Given text —
Although the courts of a number of Member States, including the UK, Germany and the Netherlands, have shown themselves to be perfectly willing and able to grapple with these issues, other jurisdictions have seen few or no claims. While such variations in approach are understandable, given the wide differences between national legal systems, concerns of a more political nature have emerged. In particular, some national governments, consumer bodies and the Commission expressed concerns that, while direct purchasers of cartelised products may have the ability, resources and incentive to claim for losses they have suffered as a result of anticompetitive behaviour, this was not the case for end-consumers, i.e. those who were likely to have ultimately borne the loss, assuming that higher costs were passed on down the supply chain.  While it could be said in response that half a loaf is better than no bread, in that such claims at least ensure that cartelists end up paying something to at least some of their victims, some observers appear to have viewed such an outcome as instead amounting to a form of unjust enrichment of direct purchaser claimants, who tend to be larger businesses. These concerns promoted examination of ways in which large numbers of indirect purchaser claims could be combined to enable effective collective redress, while avoiding the perceived evils of a 'class-action culture'.

Since the motivation for more effective collective redress mechanisms is not confined to the competition law area, there has been ongoing debate as to whether any EU-wide legislative action on collective redress should be limited to competition law (a 'vertical measure') or should extend to other areas where there may be a need for more effective collective redress mechanisms (a 'horizontal measure'). Whereas any measure limited to competition law is largely in the hands of the Commission's competition directorate general (DG COMP), responsibility for any horizontal measure is shared across a number of other DGs, including Consumer Affairs and Justice. 

Unsurprisingly perhaps, the above multiple challenges and complexity led to the publication of a bewildering number of papers over an extended period but little concrete action at an EU level. Particular milestones included a Commission Green Paper on private competition law actions in 2005, a White Paper in 2008, and a 2011 consultation on collective redress to identify common principles across the legal systems of the EU and Member States. In between, the Commission prepared a draft Directive on competition damages actions, which was never published and was quietly dropped in 2009, following political opposition from the European Parliament. In the meantime, national legal systems developed their own solutions to the challenge of promoting collective redress, with varying degrees of success.

Publication of this package of documents shows that the Commission is finally ready to proceed with legislation to facilitate competition law damages actions across the EU, while expressing a broader desire to see Member States introducing collective redress mechanisms on a wider basis. In taking this approach, the Commission appears to be seeking to improve the chances that a directive on competition law actions will this time be adopted, by moving the more controversial aspects of the previous draft directive concerning collective redress into the more aspirational Recommendation.

Bounding box prediction data:

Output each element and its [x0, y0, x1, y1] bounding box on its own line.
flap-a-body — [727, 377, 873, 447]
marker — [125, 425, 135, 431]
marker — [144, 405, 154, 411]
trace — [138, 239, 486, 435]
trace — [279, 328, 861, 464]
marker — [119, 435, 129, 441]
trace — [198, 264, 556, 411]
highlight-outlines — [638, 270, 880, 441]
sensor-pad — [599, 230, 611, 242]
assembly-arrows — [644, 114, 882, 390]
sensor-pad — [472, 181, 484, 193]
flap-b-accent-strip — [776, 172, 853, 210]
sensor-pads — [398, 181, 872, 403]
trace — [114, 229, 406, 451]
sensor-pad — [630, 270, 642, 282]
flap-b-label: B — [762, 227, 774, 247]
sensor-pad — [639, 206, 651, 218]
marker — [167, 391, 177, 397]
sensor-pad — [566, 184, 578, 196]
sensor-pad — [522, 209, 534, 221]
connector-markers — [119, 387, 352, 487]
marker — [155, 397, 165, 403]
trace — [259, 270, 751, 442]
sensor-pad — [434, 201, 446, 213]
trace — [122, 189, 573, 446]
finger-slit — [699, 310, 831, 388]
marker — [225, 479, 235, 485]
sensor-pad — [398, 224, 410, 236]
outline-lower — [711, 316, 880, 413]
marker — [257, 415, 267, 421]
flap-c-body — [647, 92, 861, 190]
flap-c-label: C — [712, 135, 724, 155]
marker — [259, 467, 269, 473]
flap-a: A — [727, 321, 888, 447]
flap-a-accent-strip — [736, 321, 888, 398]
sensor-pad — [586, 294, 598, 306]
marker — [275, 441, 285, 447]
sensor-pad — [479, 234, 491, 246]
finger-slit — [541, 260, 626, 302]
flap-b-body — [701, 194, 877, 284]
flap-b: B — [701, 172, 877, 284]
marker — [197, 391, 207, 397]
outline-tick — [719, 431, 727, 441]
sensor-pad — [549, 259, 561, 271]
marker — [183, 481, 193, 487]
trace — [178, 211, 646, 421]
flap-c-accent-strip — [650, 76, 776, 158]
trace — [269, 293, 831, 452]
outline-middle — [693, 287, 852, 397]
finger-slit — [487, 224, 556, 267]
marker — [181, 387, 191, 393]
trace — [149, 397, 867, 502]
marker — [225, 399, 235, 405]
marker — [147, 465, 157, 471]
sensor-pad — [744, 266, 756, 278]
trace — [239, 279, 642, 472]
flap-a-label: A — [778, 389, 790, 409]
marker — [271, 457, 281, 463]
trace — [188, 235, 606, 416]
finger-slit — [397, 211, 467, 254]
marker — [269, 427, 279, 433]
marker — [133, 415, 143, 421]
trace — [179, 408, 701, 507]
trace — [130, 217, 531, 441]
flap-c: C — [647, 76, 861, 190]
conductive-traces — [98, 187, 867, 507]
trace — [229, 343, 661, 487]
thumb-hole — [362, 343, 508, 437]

Requirement —
Transcribe the passage of the text on EU competition damages and collective redress from "Unsurprisingly perhaps, the" to "degrees of success.".

Response to the exercise —
Unsurprisingly perhaps, the above multiple challenges and complexity led to the publication of a bewildering number of papers over an extended period but little concrete action at an EU level. Particular milestones included a Commission Green Paper on private competition law actions in 2005, a White Paper in 2008, and a 2011 consultation on collective redress to identify common principles across the legal systems of the EU and Member States. In between, the Commission prepared a draft Directive on competition damages actions, which was never published and was quietly dropped in 2009, following political opposition from the European Parliament. In the meantime, national legal systems developed their own solutions to the challenge of promoting collective redress, with varying degrees of success.